* Exercise prompt *
Restate the entire listing word for word.
'''
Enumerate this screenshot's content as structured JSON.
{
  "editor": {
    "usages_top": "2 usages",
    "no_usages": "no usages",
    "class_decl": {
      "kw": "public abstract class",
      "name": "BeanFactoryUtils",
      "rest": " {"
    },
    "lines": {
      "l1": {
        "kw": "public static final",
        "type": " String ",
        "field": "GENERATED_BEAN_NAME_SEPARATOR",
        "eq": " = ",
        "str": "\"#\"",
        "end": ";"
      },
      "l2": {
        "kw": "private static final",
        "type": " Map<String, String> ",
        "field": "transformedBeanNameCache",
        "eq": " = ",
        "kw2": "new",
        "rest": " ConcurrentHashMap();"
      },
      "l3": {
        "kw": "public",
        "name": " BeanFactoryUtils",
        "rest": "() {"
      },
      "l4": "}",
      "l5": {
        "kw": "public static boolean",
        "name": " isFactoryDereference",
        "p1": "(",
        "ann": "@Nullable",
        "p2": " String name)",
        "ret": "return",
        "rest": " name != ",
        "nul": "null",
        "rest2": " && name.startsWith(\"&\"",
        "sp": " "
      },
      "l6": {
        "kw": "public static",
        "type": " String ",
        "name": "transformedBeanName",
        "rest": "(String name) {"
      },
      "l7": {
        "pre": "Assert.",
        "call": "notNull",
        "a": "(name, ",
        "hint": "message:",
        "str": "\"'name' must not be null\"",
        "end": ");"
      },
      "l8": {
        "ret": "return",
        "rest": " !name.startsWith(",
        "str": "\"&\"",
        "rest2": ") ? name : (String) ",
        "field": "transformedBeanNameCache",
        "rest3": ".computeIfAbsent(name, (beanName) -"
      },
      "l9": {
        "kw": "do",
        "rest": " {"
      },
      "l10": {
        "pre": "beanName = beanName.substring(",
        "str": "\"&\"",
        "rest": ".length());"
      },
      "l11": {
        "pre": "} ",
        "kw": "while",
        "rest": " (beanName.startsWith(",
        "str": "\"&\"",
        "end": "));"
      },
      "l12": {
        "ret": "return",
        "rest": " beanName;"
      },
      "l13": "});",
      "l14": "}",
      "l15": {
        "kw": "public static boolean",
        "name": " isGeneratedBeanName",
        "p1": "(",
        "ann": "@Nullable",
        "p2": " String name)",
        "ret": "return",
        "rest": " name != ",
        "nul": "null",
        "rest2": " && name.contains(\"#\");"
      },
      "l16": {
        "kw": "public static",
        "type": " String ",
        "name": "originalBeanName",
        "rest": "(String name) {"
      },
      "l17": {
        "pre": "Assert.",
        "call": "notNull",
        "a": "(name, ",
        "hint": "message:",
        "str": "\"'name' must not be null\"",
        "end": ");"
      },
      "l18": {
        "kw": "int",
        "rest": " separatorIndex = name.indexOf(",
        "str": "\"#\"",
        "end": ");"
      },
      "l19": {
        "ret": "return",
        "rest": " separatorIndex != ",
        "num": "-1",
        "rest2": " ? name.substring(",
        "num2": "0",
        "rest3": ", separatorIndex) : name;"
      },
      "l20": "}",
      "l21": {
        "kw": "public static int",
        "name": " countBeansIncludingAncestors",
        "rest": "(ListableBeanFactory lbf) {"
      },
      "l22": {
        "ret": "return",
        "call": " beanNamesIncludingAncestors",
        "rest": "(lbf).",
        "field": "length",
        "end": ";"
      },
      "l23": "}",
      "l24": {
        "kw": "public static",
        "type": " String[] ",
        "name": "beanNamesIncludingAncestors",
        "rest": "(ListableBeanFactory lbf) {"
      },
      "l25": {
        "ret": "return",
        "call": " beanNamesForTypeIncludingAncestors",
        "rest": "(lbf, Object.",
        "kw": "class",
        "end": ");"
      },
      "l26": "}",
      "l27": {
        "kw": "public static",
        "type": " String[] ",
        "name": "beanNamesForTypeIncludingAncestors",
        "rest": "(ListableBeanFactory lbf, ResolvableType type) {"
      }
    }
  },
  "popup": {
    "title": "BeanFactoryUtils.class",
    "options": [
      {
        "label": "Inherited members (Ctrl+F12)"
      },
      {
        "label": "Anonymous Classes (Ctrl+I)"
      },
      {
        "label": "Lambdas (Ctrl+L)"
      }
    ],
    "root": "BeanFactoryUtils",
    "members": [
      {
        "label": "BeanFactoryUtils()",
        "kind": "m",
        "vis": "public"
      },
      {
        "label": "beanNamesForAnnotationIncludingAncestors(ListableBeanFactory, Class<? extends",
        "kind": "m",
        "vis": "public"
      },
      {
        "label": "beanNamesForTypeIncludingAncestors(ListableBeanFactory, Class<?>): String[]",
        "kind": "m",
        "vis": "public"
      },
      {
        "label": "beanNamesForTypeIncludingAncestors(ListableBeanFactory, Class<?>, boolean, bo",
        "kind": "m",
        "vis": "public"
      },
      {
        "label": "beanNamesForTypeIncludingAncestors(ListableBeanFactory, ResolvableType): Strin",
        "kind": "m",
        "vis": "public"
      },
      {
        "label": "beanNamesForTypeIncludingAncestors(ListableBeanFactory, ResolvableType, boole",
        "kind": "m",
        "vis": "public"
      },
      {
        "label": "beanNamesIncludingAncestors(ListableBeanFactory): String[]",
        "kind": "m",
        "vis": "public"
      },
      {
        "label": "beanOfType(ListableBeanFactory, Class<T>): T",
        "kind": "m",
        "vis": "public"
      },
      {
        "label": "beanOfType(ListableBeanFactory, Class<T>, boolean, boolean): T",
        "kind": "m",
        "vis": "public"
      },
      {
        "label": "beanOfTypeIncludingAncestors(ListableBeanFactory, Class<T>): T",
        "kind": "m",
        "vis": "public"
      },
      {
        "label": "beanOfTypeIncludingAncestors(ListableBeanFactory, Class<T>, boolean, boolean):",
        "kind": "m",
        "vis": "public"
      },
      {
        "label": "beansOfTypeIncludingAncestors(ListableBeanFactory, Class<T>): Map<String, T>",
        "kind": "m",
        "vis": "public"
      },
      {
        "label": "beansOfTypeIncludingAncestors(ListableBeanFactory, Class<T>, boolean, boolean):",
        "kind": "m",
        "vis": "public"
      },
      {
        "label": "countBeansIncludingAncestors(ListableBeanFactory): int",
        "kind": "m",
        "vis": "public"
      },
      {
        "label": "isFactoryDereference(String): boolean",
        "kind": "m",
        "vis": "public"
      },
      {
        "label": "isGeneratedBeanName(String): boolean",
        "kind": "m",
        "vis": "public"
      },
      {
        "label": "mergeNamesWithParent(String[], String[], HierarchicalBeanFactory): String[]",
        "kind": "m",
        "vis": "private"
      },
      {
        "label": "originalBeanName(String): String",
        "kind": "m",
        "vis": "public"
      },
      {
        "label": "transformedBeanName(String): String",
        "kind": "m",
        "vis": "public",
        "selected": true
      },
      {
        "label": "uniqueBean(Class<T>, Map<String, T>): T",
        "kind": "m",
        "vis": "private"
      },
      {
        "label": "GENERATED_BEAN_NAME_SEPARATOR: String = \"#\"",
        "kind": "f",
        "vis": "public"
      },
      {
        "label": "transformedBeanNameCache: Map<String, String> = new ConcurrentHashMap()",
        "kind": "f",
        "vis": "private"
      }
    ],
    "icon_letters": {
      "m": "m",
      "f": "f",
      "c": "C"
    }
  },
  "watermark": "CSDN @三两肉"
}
'''
* Solution to this exercise *
Enumerate this screenshot's content as structured JSON.
{
  "editor": {
    "usages_top": "2 usages",
    "no_usages": "no usages",
    "class_decl": {
      "kw": "public abstract class",
      "name": "BeanFactoryUtils",
      "rest": " {"
    },
    "lines": {
      "l1": {
        "kw": "public static final",
        "type": " String ",
        "field": "GENERATED_BEAN_NAME_SEPARATOR",
        "eq": " = ",
        "str": "\"#\"",
        "end": ";"
      },
      "l2": {
        "kw": "private static final",
        "type": " Map<String, String> ",
        "field": "transformedBeanNameCache",
        "eq": " = ",
        "kw2": "new",
        "rest": " ConcurrentHashMap();"
      },
      "l3": {
        "kw": "public",
        "name": " BeanFactoryUtils",
        "rest": "() {"
      },
      "l4": "}",
      "l5": {
        "kw": "public static boolean",
        "name": " isFactoryDereference",
        "p1": "(",
        "ann": "@Nullable",
        "p2": " String name)",
        "ret": "return",
        "rest": " name != ",
        "nul": "null",
        "rest2": " && name.startsWith(\"&\"",
        "sp": " "
      },
      "l6": {
        "kw": "public static",
        "type": " String ",
        "name": "transformedBeanName",
        "rest": "(String name) {"
      },
      "l7": {
        "pre": "Assert.",
        "call": "notNull",
        "a": "(name, ",
        "hint": "message:",
        "str": "\"'name' must not be null\"",
        "end": ");"
      },
      "l8": {
        "ret": "return",
        "rest": " !name.startsWith(",
        "str": "\"&\"",
        "rest2": ") ? name : (String) ",
        "field": "transformedBeanNameCache",
        "rest3": ".computeIfAbsent(name, (beanName) -"
      },
      "l9": {
        "kw": "do",
        "rest": " {"
      },
      "l10": {
        "pre": "beanName = beanName.substring(",
        "str": "\"&\"",
        "rest": ".length());"
      },
      "l11": {
        "pre": "} ",
        "kw": "while",
        "rest": " (beanName.startsWith(",
        "str": "\"&\"",
        "end": "));"
      },
      "l12": {
        "ret": "return",
        "rest": " beanName;"
      },
      "l13": "});",
      "l14": "}",
      "l15": {
        "kw": "public static boolean",
        "name": " isGeneratedBeanName",
        "p1": "(",
        "ann": "@Nullable",
        "p2": " String name)",
        "ret": "return",
        "rest": " name != ",
        "nul": "null",
        "rest2": " && name.contains(\"#\");"
      },
      "l16": {
        "kw": "public static",
        "type": " String ",
        "name": "originalBeanName",
        "rest": "(String name) {"
      },
      "l17": {
        "pre": "Assert.",
        "call": "notNull",
        "a": "(name, ",
        "hint": "message:",
        "str": "\"'name' must not be null\"",
        "end": ");"
      },
      "l18": {
        "kw": "int",
        "rest": " separatorIndex = name.indexOf(",
        "str": "\"#\"",
        "end": ");"
      },
      "l19": {
        "ret": "return",
        "rest": " separatorIndex != ",
        "num": "-1",
        "rest2": " ? name.substring(",
        "num2": "0",
        "rest3": ", separatorIndex) : name;"
      },
      "l20": "}",
      "l21": {
        "kw": "public static int",
        "name": " countBeansIncludingAncestors",
        "rest": "(ListableBeanFactory lbf) {"
      },
      "l22": {
        "ret": "return",
        "call": " beanNamesIncludingAncestors",
        "rest": "(lbf).",
        "field": "length",
        "end": ";"
      },
      "l23": "}",
      "l24": {
        "kw": "public static",
        "type": " String[] ",
        "name": "beanNamesIncludingAncestors",
        "rest": "(ListableBeanFactory lbf) {"
      },
      "l25": {
        "ret": "return",
        "call": " beanNamesForTypeIncludingAncestors",
        "rest": "(lbf, Object.",
        "kw": "class",
        "end": ");"
      },
      "l26": "}",
      "l27": {
        "kw": "public static",
        "type": " String[] ",
        "name": "beanNamesForTypeIncludingAncestors",
        "rest": "(ListableBeanFactory lbf, ResolvableType type) {"
      }
    }
  },
  "popup": {
    "title": "BeanFactoryUtils.class",
    "options": [
      {
        "label": "Inherited members (Ctrl+F12)"
      },
      {
        "label": "Anonymous Classes (Ctrl+I)"
      },
      {
        "label": "Lambdas (Ctrl+L)"
      }
    ],
    "root": "BeanFactoryUtils",
    "members": [
      {
        "label": "BeanFactoryUtils()",
        "kind": "m",
        "vis": "public"
      },
      {
        "label": "beanNamesForAnnotationIncludingAncestors(ListableBeanFactory, Class<? extends",
        "kind": "m",
        "vis": "public"
      },
      {
        "label": "beanNamesForTypeIncludingAncestors(ListableBeanFactory, Class<?>): String[]",
        "kind": "m",
        "vis": "public"
      },
      {
        "label": "beanNamesForTypeIncludingAncestors(ListableBeanFactory, Class<?>, boolean, bo",
        "kind": "m",
        "vis": "public"
      },
      {
        "label": "beanNamesForTypeIncludingAncestors(ListableBeanFactory, ResolvableType): Strin",
        "kind": "m",
        "vis": "public"
      },
      {
        "label": "beanNamesForTypeIncludingAncestors(ListableBeanFactory, ResolvableType, boole",
        "kind": "m",
        "vis": "public"
      },
      {
        "label": "beanNamesIncludingAncestors(ListableBeanFactory): String[]",
        "kind": "m",
        "vis": "public"
      },
      {
        "label": "beanOfType(ListableBeanFactory, Class<T>): T",
        "kind": "m",
        "vis": "public"
      },
      {
        "label": "beanOfType(ListableBeanFactory, Class<T>, boolean, boolean): T",
        "kind": "m",
        "vis": "public"
      },
      {
        "label": "beanOfTypeIncludingAncestors(ListableBeanFactory, Class<T>): T",
        "kind": "m",
        "vis": "public"
      },
      {
        "label": "beanOfTypeIncludingAncestors(ListableBeanFactory, Class<T>, boolean, boolean):",
        "kind": "m",
        "vis": "public"
      },
      {
        "label": "beansOfTypeIncludingAncestors(ListableBeanFactory, Class<T>): Map<String, T>",
        "kind": "m",
        "vis": "public"
      },
      {
        "label": "beansOfTypeIncludingAncestors(ListableBeanFactory, Class<T>, boolean, boolean):",
        "kind": "m",
        "vis": "public"
      },
      {
        "label": "countBeansIncludingAncestors(ListableBeanFactory): int",
        "kind": "m",
        "vis": "public"
      },
      {
        "label": "isFactoryDereference(String): boolean",
        "kind": "m",
        "vis": "public"
      },
      {
        "label": "isGeneratedBeanName(String): boolean",
        "kind": "m",
        "vis": "public"
      },
      {
        "label": "mergeNamesWithParent(String[], String[], HierarchicalBeanFactory): String[]",
        "kind": "m",
        "vis": "private"
      },
      {
        "label": "originalBeanName(String): String",
        "kind": "m",
        "vis": "public"
      },
      {
        "label": "transformedBeanName(String): String",
        "kind": "m",
        "vis": "public",
        "selected": true
      },
      {
        "label": "uniqueBean(Class<T>, Map<String, T>): T",
        "kind": "m",
        "vis": "private"
      },
      {
        "label": "GENERATED_BEAN_NAME_SEPARATOR: String = \"#\"",
        "kind": "f",
        "vis": "public"
      },
      {
        "label": "transformedBeanNameCache: Map<String, String> = new ConcurrentHashMap()",
        "kind": "f",
        "vis": "private"
      }
    ],
    "icon_letters": {
      "m": "m",
      "f": "f",
      "c": "C"
    }
  },
  "watermark": "CSDN @三两肉"
}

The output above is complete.